Last Tuesday afternoon, Oprah Winfrey called the co-presidents of her cable channel OWN with some jump-on-the-couch-with-joy news. “Lance wants to talk,” she said, referring to Lance Armstrong, whom she had been courting for a confessional interview about his long-denied use of performance-enhancing drugs.
Ms. Winfrey conferred with the co-presidents, Erik Logan and Sheri Salata, about booking a trip to Mr. Armstrong’s hometown, Austin, Tex., reserving airtime for Thursday night and announcing the “get” to the press.
What no one said on the call was that this interview — maybe Ms. Winfrey’s biggest since her 1993 sit-down with Michael Jackson — could be a turning point for OWN, which has been low-rated since its birth two years ago.
Another turning point — perhaps even bigger — came this month when OWN started to pocket substantial per-subscriber fees from some of the biggest cable and satellite operators in the country.
Some of these deals were made before OWN even had its premiere. The operators agreed to pay just a penny or two per subscriber a month until January 2013, and then start paying nearly 20 cents a month on average, according to people with direct knowledge of the deals who asked for anonymity because the details were confidential. The fees increase over a span of several years.

Dataset excerpts –
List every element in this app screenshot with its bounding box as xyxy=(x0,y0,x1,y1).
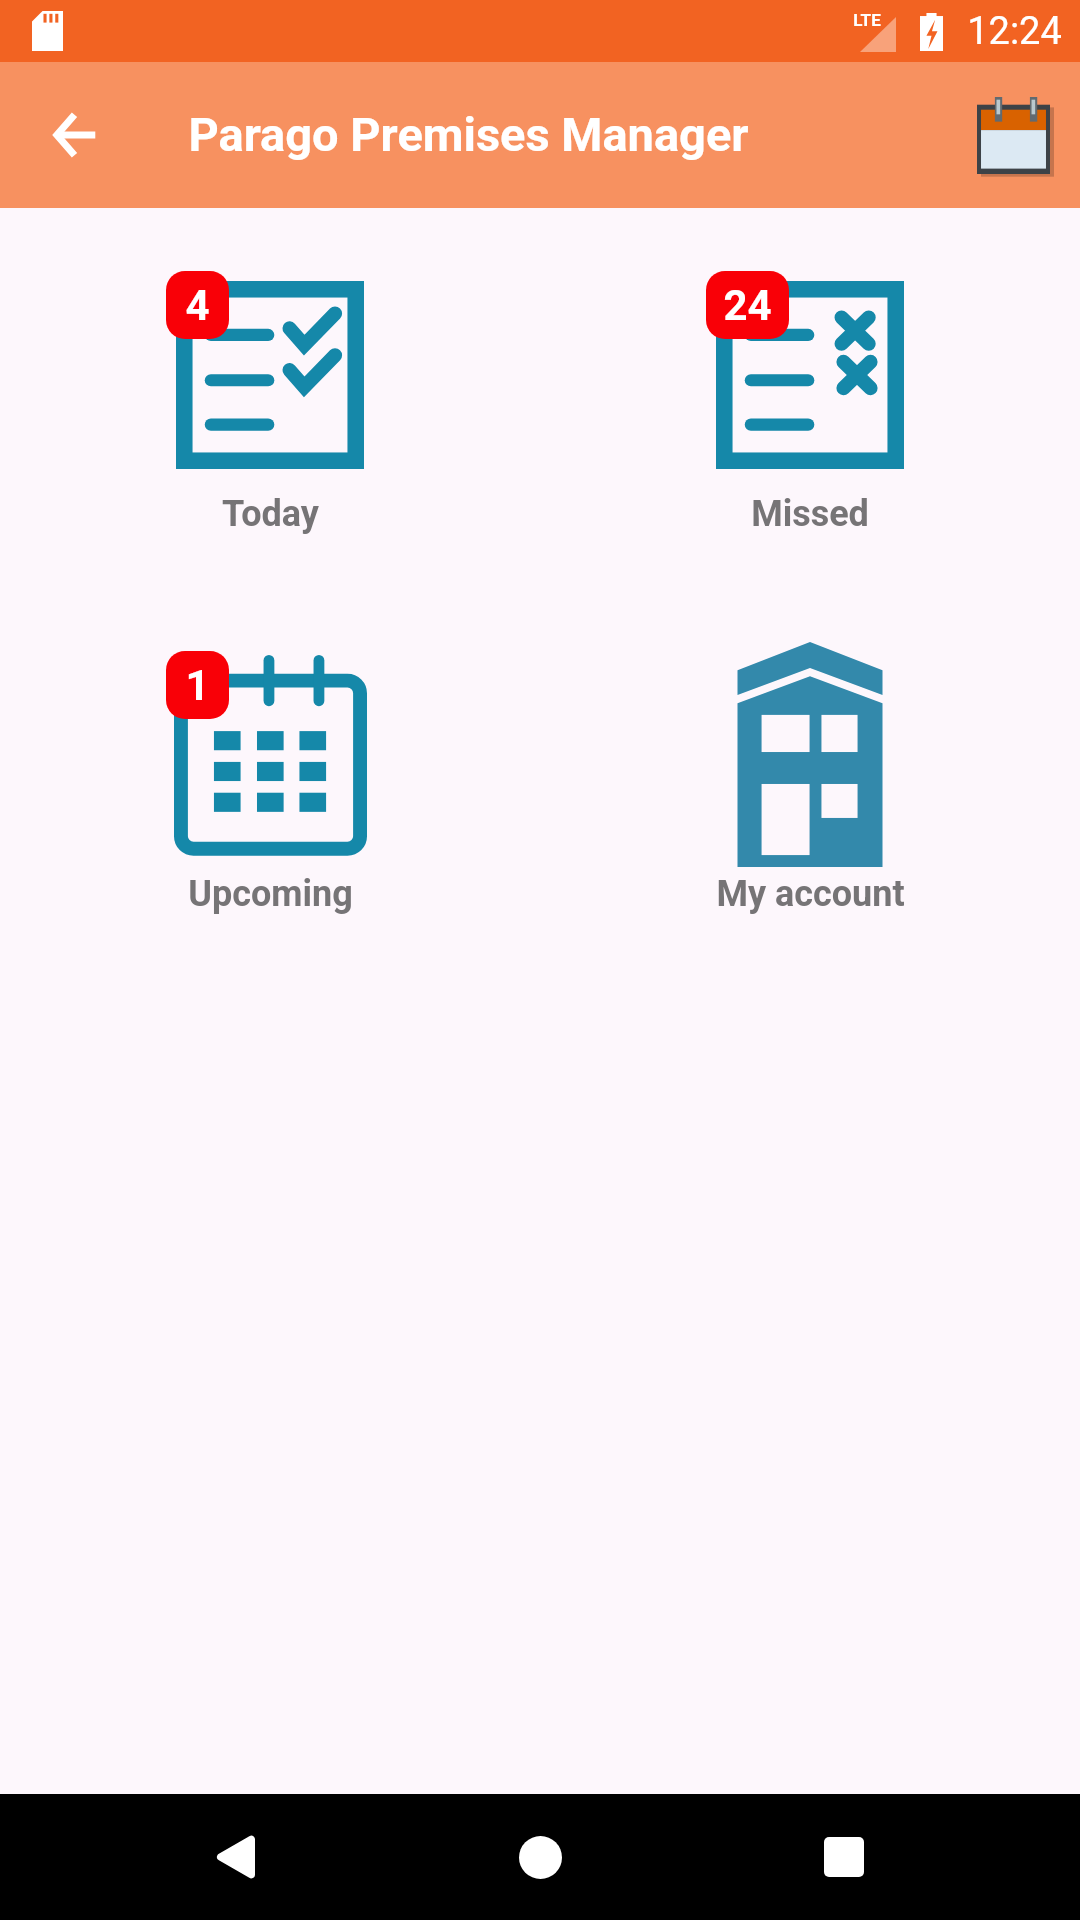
staticText: 4 xyxy=(185,281,210,330)
button[interactable]: 1 xyxy=(0,661,540,915)
staticText: 24 xyxy=(723,281,772,330)
button[interactable]: Recents xyxy=(794,1807,894,1907)
button[interactable]: 4 xyxy=(0,281,540,535)
button[interactable]: Home xyxy=(490,1807,590,1907)
staticText: Today xyxy=(222,493,319,535)
button[interactable]: 24 xyxy=(540,281,1080,535)
staticText: 12:24 xyxy=(967,9,1062,54)
button[interactable]: My account xyxy=(540,661,1080,915)
button[interactable]: Back xyxy=(186,1807,286,1907)
staticText: Parago Premises Manager xyxy=(188,107,749,162)
button[interactable]: Back xyxy=(30,91,118,179)
staticText: 1 xyxy=(185,661,210,710)
staticText: My account xyxy=(716,873,905,915)
staticText: LTE xyxy=(853,10,881,30)
staticText: Upcoming xyxy=(188,873,353,915)
button[interactable]: Calendar xyxy=(964,87,1060,183)
staticText: Missed xyxy=(751,493,869,535)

What you are asked to do – In the article about OWN above, can you condense the paragraph that begins "Some of these deals were made" into a short bulleted list that keeps its main facts?

Expected answer –
- Some deals were made before OWN premiered.
- Operators paid only a penny or two per subscriber per month until January 2013.
- After that, they pay nearly 20 cents a month on average.
- The fees rise over several years.
- The terms come from people with direct knowledge of the deals, who stayed anonymous because the details were confidential.